--- START ---

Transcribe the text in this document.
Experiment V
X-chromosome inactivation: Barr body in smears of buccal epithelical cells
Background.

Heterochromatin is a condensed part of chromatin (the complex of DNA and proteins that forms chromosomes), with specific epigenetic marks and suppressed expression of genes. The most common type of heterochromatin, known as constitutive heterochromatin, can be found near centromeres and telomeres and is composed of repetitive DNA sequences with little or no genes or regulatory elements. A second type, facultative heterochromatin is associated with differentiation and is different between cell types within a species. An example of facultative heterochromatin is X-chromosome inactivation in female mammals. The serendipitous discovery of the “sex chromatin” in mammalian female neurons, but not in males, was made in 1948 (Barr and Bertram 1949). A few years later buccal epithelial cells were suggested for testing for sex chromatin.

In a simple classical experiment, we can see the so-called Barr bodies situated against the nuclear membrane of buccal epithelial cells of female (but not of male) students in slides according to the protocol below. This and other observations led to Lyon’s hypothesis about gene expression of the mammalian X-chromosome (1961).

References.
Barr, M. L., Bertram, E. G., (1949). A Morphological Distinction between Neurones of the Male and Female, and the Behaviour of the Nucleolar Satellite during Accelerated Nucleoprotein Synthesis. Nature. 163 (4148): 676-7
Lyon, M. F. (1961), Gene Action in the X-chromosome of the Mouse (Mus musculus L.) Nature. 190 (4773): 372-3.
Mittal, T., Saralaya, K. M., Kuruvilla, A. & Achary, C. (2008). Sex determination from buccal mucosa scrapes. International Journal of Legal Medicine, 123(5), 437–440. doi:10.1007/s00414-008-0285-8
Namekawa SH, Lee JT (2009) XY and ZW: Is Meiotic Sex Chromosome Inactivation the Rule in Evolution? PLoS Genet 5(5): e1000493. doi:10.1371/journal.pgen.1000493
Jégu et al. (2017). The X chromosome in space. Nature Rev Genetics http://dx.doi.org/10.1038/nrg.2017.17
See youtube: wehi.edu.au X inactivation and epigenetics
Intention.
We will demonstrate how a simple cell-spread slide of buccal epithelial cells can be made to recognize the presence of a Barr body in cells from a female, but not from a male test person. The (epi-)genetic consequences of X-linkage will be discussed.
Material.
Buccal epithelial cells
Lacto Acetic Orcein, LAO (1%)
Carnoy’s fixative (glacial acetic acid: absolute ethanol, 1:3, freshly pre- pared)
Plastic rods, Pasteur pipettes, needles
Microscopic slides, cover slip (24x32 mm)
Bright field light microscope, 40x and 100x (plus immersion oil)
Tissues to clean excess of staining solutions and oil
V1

--- END ---

*Activity*.
In the listing above, count every line that holds "Bertram". Give only the number.

*Answer to this task*.
2